TASK GOAL:
Below are some entries. Copy each line that holds the string "Industrial".
==== GIVEN DATA ====
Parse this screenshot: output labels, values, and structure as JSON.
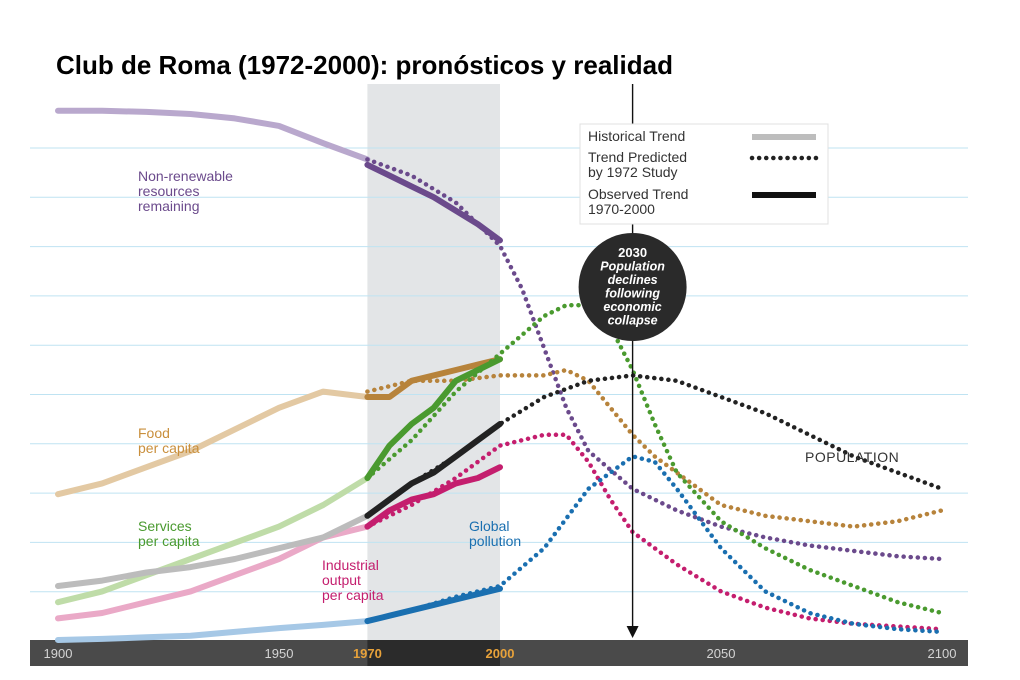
{
  "page": {
    "title": "Club de Roma (1972-2000): pronósticos y realidad"
  },
  "chart_data": {
    "type": "line",
    "title": "Club de Roma (1972-2000): pronósticos y realidad",
    "xlim": [
      1900,
      2100
    ],
    "x_ticks": [
      {
        "value": 1900,
        "label": "1900",
        "highlight": false
      },
      {
        "value": 1950,
        "label": "1950",
        "highlight": false
      },
      {
        "value": 1970,
        "label": "1970",
        "highlight": true
      },
      {
        "value": 2000,
        "label": "2000",
        "highlight": true
      },
      {
        "value": 2050,
        "label": "2050",
        "highlight": false
      },
      {
        "value": 2100,
        "label": "2100",
        "highlight": false
      }
    ],
    "ylim": [
      0,
      10
    ],
    "grid": true,
    "shaded_band": {
      "from": 1970,
      "to": 2000
    },
    "event_marker": {
      "x": 2030,
      "lines": [
        "2030",
        "Population",
        "declines",
        "following",
        "economic",
        "collapse"
      ]
    },
    "legend": {
      "position": "top-right",
      "items": [
        {
          "lines": [
            "Historical Trend"
          ],
          "style": "historical"
        },
        {
          "lines": [
            "Trend Predicted",
            "by 1972 Study"
          ],
          "style": "predicted"
        },
        {
          "lines": [
            "Observed Trend",
            "1970-2000"
          ],
          "style": "observed"
        }
      ]
    },
    "series": [
      {
        "name": "Non-renewable resources remaining",
        "label_lines": [
          "Non-renewable",
          "resources",
          "remaining"
        ],
        "color": "#6b4a8c",
        "light_color": "#b9a8cd",
        "label_color": "#6b4a8c",
        "historical": [
          [
            1900,
            9.8
          ],
          [
            1910,
            9.8
          ],
          [
            1920,
            9.78
          ],
          [
            1930,
            9.74
          ],
          [
            1940,
            9.66
          ],
          [
            1950,
            9.52
          ],
          [
            1960,
            9.2
          ],
          [
            1970,
            8.9
          ]
        ],
        "observed": [
          [
            1970,
            8.8
          ],
          [
            1975,
            8.6
          ],
          [
            1980,
            8.4
          ],
          [
            1985,
            8.2
          ],
          [
            1990,
            7.95
          ],
          [
            1995,
            7.7
          ],
          [
            2000,
            7.4
          ]
        ],
        "predicted": [
          [
            1970,
            8.9
          ],
          [
            1980,
            8.6
          ],
          [
            1990,
            8.1
          ],
          [
            2000,
            7.3
          ],
          [
            2005,
            6.5
          ],
          [
            2010,
            5.4
          ],
          [
            2015,
            4.3
          ],
          [
            2020,
            3.5
          ],
          [
            2030,
            2.8
          ],
          [
            2040,
            2.4
          ],
          [
            2050,
            2.1
          ],
          [
            2060,
            1.9
          ],
          [
            2070,
            1.75
          ],
          [
            2080,
            1.65
          ],
          [
            2090,
            1.55
          ],
          [
            2100,
            1.5
          ]
        ]
      },
      {
        "name": "Food per capita",
        "label_lines": [
          "Food",
          "per capita"
        ],
        "color": "#b7833b",
        "light_color": "#e3c9a3",
        "label_color": "#c98f3c",
        "historical": [
          [
            1900,
            2.7
          ],
          [
            1910,
            2.9
          ],
          [
            1920,
            3.2
          ],
          [
            1930,
            3.5
          ],
          [
            1940,
            3.9
          ],
          [
            1950,
            4.3
          ],
          [
            1960,
            4.6
          ],
          [
            1970,
            4.5
          ]
        ],
        "observed": [
          [
            1970,
            4.5
          ],
          [
            1975,
            4.5
          ],
          [
            1980,
            4.8
          ],
          [
            1985,
            4.9
          ],
          [
            1990,
            5.0
          ],
          [
            1995,
            5.1
          ],
          [
            2000,
            5.2
          ]
        ],
        "predicted": [
          [
            1970,
            4.6
          ],
          [
            1980,
            4.8
          ],
          [
            1990,
            4.8
          ],
          [
            2000,
            4.9
          ],
          [
            2010,
            4.9
          ],
          [
            2015,
            5.0
          ],
          [
            2020,
            4.8
          ],
          [
            2025,
            4.3
          ],
          [
            2030,
            3.8
          ],
          [
            2035,
            3.4
          ],
          [
            2040,
            3.1
          ],
          [
            2050,
            2.5
          ],
          [
            2060,
            2.3
          ],
          [
            2070,
            2.2
          ],
          [
            2080,
            2.1
          ],
          [
            2090,
            2.2
          ],
          [
            2100,
            2.4
          ]
        ]
      },
      {
        "name": "Services per capita",
        "label_lines": [
          "Services",
          "per capita"
        ],
        "color": "#4a9a2f",
        "light_color": "#bfdca8",
        "label_color": "#4a9a2f",
        "historical": [
          [
            1900,
            0.7
          ],
          [
            1910,
            0.9
          ],
          [
            1920,
            1.2
          ],
          [
            1930,
            1.5
          ],
          [
            1940,
            1.8
          ],
          [
            1950,
            2.1
          ],
          [
            1960,
            2.5
          ],
          [
            1970,
            3.0
          ]
        ],
        "observed": [
          [
            1970,
            3.0
          ],
          [
            1975,
            3.6
          ],
          [
            1980,
            4.0
          ],
          [
            1985,
            4.3
          ],
          [
            1990,
            4.8
          ],
          [
            1995,
            5.0
          ],
          [
            2000,
            5.2
          ]
        ],
        "predicted": [
          [
            1970,
            3.0
          ],
          [
            1980,
            3.7
          ],
          [
            1990,
            4.6
          ],
          [
            2000,
            5.3
          ],
          [
            2010,
            6.0
          ],
          [
            2015,
            6.2
          ],
          [
            2020,
            6.2
          ],
          [
            2025,
            5.8
          ],
          [
            2030,
            5.0
          ],
          [
            2035,
            4.0
          ],
          [
            2040,
            3.1
          ],
          [
            2050,
            2.2
          ],
          [
            2060,
            1.7
          ],
          [
            2070,
            1.3
          ],
          [
            2080,
            1.0
          ],
          [
            2090,
            0.7
          ],
          [
            2100,
            0.5
          ]
        ]
      },
      {
        "name": "Industrial output per capita",
        "label_lines": [
          "Industrial",
          "output",
          "per capita"
        ],
        "color": "#c41e6e",
        "light_color": "#eaa9c7",
        "label_color": "#c41e6e",
        "historical": [
          [
            1900,
            0.4
          ],
          [
            1910,
            0.5
          ],
          [
            1920,
            0.7
          ],
          [
            1930,
            0.9
          ],
          [
            1940,
            1.2
          ],
          [
            1950,
            1.5
          ],
          [
            1960,
            1.9
          ],
          [
            1970,
            2.1
          ]
        ],
        "observed": [
          [
            1970,
            2.1
          ],
          [
            1975,
            2.4
          ],
          [
            1980,
            2.6
          ],
          [
            1985,
            2.7
          ],
          [
            1990,
            2.9
          ],
          [
            1995,
            3.0
          ],
          [
            2000,
            3.2
          ]
        ],
        "predicted": [
          [
            1970,
            2.1
          ],
          [
            1980,
            2.5
          ],
          [
            1990,
            3.0
          ],
          [
            2000,
            3.6
          ],
          [
            2010,
            3.8
          ],
          [
            2015,
            3.8
          ],
          [
            2020,
            3.3
          ],
          [
            2025,
            2.6
          ],
          [
            2030,
            2.0
          ],
          [
            2040,
            1.4
          ],
          [
            2050,
            0.9
          ],
          [
            2060,
            0.6
          ],
          [
            2070,
            0.4
          ],
          [
            2080,
            0.3
          ],
          [
            2090,
            0.25
          ],
          [
            2100,
            0.2
          ]
        ]
      },
      {
        "name": "Global pollution",
        "label_lines": [
          "Global",
          "pollution"
        ],
        "color": "#1a6fb0",
        "light_color": "#a6c8e6",
        "label_color": "#1a6fb0",
        "historical": [
          [
            1900,
            0.0
          ],
          [
            1910,
            0.02
          ],
          [
            1920,
            0.05
          ],
          [
            1930,
            0.08
          ],
          [
            1940,
            0.15
          ],
          [
            1950,
            0.22
          ],
          [
            1960,
            0.28
          ],
          [
            1970,
            0.35
          ]
        ],
        "observed": [
          [
            1970,
            0.35
          ],
          [
            1975,
            0.45
          ],
          [
            1980,
            0.55
          ],
          [
            1985,
            0.65
          ],
          [
            1990,
            0.75
          ],
          [
            1995,
            0.85
          ],
          [
            2000,
            0.95
          ]
        ],
        "predicted": [
          [
            1970,
            0.35
          ],
          [
            1980,
            0.55
          ],
          [
            1990,
            0.8
          ],
          [
            2000,
            1.0
          ],
          [
            2010,
            1.7
          ],
          [
            2020,
            2.8
          ],
          [
            2030,
            3.4
          ],
          [
            2035,
            3.3
          ],
          [
            2040,
            2.8
          ],
          [
            2050,
            1.7
          ],
          [
            2060,
            0.9
          ],
          [
            2070,
            0.5
          ],
          [
            2080,
            0.3
          ],
          [
            2090,
            0.2
          ],
          [
            2100,
            0.15
          ]
        ]
      },
      {
        "name": "POPULATION",
        "label_lines": [
          "POPULATION"
        ],
        "color": "#222222",
        "light_color": "#bcbcbc",
        "label_color": "#333333",
        "historical": [
          [
            1900,
            1.0
          ],
          [
            1910,
            1.1
          ],
          [
            1920,
            1.25
          ],
          [
            1930,
            1.35
          ],
          [
            1940,
            1.5
          ],
          [
            1950,
            1.7
          ],
          [
            1960,
            1.9
          ],
          [
            1970,
            2.3
          ]
        ],
        "observed": [
          [
            1970,
            2.3
          ],
          [
            1975,
            2.6
          ],
          [
            1980,
            2.9
          ],
          [
            1985,
            3.1
          ],
          [
            1990,
            3.4
          ],
          [
            1995,
            3.7
          ],
          [
            2000,
            4.0
          ]
        ],
        "predicted": [
          [
            1970,
            2.3
          ],
          [
            1980,
            2.9
          ],
          [
            1990,
            3.4
          ],
          [
            2000,
            4.0
          ],
          [
            2010,
            4.5
          ],
          [
            2020,
            4.8
          ],
          [
            2030,
            4.9
          ],
          [
            2040,
            4.8
          ],
          [
            2050,
            4.5
          ],
          [
            2060,
            4.2
          ],
          [
            2070,
            3.8
          ],
          [
            2080,
            3.4
          ],
          [
            2090,
            3.1
          ],
          [
            2100,
            2.8
          ]
        ]
      }
    ]
  }
}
====
THE SOLUTION:
        "name": "Industrial output per capita",
          "Industrial",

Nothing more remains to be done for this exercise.